[Instruction]:
Identify each line in the entries below that contains the string "Brown" and copy those lines. Count a match only when the case is the same.

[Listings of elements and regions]
━━━━━━━━

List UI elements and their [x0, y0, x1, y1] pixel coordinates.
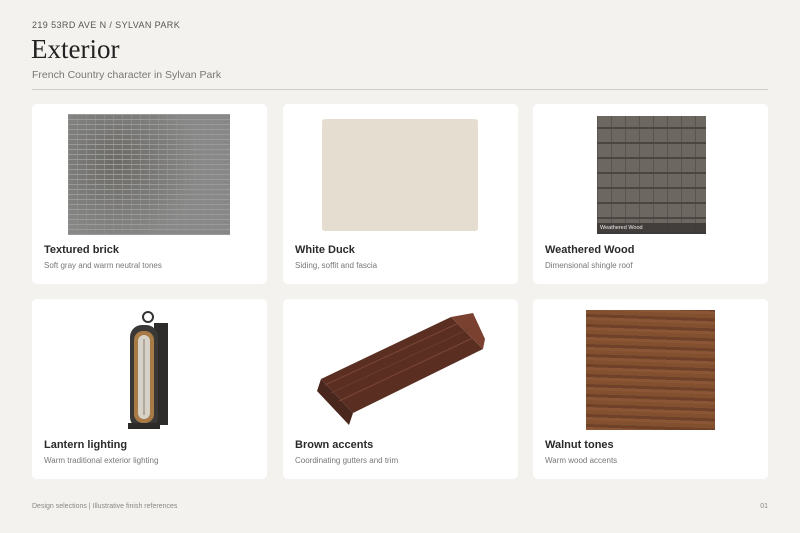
- footer-note: Design selections | Illustrative finish …: [32, 503, 178, 510]
- header-divider: [32, 89, 768, 90]
- roof-shingle-image: Weathered Wood: [597, 116, 706, 234]
- card-walnut-tones[interactable]: Walnut tones Warm wood accents: [533, 299, 768, 479]
- card-brown-accents[interactable]: Brown accents Coordinating gutters and t…: [283, 299, 518, 479]
- card-textured-brick[interactable]: Textured brick Soft gray and warm neutra…: [32, 104, 267, 284]
- lantern-image: [128, 311, 168, 429]
- paint-swatch: [322, 119, 478, 231]
- card-description: Warm traditional exterior lighting: [44, 456, 159, 465]
- card-title: Lantern lighting: [44, 439, 128, 451]
- card-title: White Duck: [295, 244, 355, 256]
- card-description: Warm wood accents: [545, 456, 618, 465]
- page-title: Exterior: [31, 34, 120, 64]
- brick-texture-image: [68, 114, 230, 235]
- card-title: Textured brick: [44, 244, 119, 256]
- card-title: Walnut tones: [545, 439, 614, 451]
- page-number: 01: [760, 503, 768, 510]
- card-title: Weathered Wood: [545, 244, 635, 256]
- image-caption: Weathered Wood: [597, 223, 706, 234]
- card-white-duck[interactable]: White Duck Siding, soffit and fascia: [283, 104, 518, 284]
- gutter-image: [317, 313, 485, 425]
- card-weathered-wood[interactable]: Weathered Wood Weathered Wood Dimensiona…: [533, 104, 768, 284]
- card-title: Brown accents: [295, 439, 374, 451]
- card-description: Dimensional shingle roof: [545, 261, 633, 270]
- page-subtitle: French Country character in Sylvan Park: [32, 69, 222, 81]
- card-description: Soft gray and warm neutral tones: [44, 261, 162, 270]
- walnut-wood-image: [586, 310, 715, 430]
- breadcrumb: 219 53RD AVE N / SYLVAN PARK: [32, 20, 181, 30]
- card-description: Coordinating gutters and trim: [295, 456, 399, 465]
- card-description: Siding, soffit and fascia: [295, 261, 378, 270]
- card-lantern-lighting[interactable]: Lantern lighting Warm traditional exteri…: [32, 299, 267, 479]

━━━━━━━━

[Full solution]:
- card-brown-accents[interactable]: Brown accents Coordinating gutters and t…: [283, 299, 518, 479]
- card-title: Brown accents: [295, 439, 374, 451]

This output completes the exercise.